Go through the listing and pick out each line with the word "recommended" in it.

++++

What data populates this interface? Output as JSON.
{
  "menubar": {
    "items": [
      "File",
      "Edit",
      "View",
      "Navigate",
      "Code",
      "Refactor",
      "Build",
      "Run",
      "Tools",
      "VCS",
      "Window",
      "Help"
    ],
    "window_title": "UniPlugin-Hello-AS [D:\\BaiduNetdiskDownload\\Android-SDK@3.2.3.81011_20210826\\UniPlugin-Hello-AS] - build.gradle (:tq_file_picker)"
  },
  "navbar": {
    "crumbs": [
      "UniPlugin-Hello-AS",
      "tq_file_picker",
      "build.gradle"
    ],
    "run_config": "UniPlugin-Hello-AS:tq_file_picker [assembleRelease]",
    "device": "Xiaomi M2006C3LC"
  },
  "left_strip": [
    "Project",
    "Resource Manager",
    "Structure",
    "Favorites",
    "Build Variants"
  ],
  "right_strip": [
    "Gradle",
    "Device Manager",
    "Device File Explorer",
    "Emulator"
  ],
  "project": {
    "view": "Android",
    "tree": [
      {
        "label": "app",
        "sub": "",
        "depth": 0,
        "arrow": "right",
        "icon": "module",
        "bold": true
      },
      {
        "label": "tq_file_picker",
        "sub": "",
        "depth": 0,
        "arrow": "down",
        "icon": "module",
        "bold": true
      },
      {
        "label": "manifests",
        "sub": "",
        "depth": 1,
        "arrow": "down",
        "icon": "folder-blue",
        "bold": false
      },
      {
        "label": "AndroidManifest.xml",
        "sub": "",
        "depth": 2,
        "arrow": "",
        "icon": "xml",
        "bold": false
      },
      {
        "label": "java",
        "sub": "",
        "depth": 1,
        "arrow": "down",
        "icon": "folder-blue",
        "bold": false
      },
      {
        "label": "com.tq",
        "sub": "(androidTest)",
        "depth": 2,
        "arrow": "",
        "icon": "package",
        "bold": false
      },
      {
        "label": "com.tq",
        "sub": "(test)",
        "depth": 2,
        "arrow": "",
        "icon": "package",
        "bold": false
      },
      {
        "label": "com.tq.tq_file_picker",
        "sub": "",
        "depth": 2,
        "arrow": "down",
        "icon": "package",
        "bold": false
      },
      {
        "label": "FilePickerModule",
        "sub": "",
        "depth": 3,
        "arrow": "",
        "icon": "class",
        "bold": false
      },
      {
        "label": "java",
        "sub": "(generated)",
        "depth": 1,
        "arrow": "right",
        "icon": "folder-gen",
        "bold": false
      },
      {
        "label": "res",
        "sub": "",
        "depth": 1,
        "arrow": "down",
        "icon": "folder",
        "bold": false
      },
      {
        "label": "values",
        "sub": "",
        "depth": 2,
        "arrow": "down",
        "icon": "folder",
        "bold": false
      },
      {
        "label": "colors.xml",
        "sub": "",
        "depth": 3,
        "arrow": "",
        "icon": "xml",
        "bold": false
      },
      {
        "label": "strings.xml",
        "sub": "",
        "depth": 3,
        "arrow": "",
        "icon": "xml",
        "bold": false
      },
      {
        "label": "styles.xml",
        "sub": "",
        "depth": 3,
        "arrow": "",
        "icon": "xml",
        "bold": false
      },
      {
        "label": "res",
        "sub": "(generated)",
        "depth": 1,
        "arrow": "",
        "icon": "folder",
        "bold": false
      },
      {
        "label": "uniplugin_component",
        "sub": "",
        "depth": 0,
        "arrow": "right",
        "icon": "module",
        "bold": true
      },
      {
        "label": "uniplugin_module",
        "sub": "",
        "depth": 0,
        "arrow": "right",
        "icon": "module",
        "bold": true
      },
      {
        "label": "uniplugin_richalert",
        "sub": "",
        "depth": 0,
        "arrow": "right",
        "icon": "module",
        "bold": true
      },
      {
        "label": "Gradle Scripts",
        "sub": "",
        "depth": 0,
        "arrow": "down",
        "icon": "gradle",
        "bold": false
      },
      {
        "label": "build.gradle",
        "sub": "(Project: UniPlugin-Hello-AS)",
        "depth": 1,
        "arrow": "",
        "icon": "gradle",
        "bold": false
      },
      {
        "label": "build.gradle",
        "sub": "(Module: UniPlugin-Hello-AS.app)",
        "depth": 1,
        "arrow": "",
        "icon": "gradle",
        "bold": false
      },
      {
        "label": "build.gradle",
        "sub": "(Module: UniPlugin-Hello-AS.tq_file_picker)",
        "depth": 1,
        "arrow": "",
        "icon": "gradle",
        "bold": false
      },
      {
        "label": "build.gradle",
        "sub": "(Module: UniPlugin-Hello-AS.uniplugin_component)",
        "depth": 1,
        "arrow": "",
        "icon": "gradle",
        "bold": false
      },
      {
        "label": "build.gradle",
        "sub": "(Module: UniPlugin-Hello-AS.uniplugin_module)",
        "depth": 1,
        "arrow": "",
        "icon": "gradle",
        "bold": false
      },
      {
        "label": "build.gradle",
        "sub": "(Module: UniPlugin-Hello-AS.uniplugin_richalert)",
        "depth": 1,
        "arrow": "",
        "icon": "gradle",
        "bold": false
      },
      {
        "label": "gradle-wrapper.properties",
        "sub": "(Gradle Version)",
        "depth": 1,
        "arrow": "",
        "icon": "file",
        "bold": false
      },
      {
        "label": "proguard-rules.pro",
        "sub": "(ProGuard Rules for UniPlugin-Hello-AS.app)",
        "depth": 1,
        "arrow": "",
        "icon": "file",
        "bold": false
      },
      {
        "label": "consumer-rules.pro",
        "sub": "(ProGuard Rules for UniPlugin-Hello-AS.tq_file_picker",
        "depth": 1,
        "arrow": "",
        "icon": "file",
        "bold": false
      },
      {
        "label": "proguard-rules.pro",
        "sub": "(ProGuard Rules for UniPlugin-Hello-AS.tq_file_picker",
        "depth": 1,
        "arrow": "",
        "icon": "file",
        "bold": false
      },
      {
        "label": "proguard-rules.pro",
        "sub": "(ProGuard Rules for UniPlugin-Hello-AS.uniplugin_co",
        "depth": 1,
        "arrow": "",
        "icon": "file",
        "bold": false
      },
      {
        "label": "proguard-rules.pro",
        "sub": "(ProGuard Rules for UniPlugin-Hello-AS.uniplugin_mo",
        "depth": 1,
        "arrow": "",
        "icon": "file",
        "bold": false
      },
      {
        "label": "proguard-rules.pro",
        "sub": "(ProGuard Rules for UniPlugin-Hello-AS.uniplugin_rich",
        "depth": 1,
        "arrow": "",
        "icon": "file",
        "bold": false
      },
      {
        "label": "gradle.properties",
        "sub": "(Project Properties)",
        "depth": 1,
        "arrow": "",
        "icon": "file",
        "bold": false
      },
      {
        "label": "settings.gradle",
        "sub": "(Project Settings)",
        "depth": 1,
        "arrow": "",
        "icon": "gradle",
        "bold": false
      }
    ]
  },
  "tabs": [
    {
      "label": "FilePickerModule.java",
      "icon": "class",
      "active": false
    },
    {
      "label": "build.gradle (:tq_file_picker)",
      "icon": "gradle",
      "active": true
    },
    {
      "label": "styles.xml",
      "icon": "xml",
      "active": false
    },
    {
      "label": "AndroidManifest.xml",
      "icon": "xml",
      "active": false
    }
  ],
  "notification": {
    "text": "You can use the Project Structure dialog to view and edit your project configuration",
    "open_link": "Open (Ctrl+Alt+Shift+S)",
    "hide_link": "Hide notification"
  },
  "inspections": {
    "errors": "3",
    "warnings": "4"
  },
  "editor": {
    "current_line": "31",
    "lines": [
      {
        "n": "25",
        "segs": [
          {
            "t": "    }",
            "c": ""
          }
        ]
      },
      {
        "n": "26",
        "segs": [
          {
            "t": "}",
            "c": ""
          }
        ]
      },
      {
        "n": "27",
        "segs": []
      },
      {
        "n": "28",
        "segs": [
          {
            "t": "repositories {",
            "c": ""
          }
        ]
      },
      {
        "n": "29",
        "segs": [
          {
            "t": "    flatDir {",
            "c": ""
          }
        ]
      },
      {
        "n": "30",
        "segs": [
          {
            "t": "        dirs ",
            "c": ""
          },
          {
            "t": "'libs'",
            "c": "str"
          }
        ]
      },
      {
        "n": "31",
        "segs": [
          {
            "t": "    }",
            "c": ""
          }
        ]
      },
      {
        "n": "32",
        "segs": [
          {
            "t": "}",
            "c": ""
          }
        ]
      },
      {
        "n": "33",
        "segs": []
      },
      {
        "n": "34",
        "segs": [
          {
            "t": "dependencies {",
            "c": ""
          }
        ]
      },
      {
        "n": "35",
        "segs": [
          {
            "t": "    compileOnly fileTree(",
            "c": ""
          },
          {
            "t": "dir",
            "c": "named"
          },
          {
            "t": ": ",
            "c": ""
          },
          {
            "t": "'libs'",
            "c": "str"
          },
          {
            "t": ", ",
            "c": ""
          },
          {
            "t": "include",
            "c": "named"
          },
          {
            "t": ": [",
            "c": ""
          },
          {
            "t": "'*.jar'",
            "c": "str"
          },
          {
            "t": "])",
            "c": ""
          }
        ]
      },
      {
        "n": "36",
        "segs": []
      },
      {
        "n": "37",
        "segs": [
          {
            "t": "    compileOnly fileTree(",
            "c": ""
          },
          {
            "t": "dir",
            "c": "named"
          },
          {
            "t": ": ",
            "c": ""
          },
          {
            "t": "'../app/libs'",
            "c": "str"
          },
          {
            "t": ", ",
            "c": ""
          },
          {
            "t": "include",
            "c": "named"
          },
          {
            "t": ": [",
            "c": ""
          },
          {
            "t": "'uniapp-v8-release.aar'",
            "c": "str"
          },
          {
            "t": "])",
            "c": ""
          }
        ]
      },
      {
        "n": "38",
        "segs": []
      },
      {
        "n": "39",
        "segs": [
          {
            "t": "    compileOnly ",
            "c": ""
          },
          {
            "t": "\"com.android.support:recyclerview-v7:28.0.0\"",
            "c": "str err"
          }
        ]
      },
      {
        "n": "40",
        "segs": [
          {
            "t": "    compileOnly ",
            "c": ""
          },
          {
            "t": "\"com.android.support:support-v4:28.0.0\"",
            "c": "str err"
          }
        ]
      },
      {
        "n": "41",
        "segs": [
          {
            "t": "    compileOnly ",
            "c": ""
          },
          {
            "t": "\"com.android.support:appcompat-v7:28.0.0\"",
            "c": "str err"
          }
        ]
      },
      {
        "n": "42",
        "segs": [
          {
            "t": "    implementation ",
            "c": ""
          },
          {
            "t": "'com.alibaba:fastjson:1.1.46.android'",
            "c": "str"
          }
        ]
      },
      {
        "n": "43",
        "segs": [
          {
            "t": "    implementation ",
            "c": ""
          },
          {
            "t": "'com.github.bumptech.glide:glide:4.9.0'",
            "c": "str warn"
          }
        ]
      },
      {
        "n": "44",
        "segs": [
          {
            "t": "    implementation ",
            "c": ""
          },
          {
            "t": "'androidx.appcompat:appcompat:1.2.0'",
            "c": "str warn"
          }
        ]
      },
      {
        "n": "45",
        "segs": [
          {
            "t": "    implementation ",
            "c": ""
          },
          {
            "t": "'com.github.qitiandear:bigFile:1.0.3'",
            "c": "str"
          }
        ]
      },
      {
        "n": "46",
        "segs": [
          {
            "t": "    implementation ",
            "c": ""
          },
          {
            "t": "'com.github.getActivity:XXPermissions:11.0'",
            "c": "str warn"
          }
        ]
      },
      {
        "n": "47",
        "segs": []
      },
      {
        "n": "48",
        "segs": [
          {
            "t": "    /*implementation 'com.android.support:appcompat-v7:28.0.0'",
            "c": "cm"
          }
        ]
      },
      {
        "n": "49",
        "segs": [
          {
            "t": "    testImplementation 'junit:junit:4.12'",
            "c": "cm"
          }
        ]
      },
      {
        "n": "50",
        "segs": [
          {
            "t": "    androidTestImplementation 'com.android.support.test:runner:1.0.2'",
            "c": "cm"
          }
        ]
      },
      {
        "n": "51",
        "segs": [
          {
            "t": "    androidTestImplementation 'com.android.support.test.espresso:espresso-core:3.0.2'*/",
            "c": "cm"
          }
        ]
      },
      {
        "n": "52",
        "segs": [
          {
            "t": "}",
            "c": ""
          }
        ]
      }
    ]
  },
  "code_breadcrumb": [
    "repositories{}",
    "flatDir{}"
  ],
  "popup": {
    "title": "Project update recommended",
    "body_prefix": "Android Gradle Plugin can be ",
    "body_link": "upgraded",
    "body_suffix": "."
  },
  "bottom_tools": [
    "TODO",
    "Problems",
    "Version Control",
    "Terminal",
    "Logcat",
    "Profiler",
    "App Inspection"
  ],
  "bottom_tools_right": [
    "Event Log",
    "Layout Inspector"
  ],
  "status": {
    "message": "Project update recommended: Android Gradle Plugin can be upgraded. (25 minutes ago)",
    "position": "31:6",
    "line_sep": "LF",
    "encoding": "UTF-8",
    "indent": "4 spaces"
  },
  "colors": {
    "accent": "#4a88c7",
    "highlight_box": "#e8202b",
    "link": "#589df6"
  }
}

++++

#### Output for this exercise:
    "title": "Project update recommended",
    "message": "Project update recommended: Android Gradle Plugin can be upgraded. (25 minutes ago)",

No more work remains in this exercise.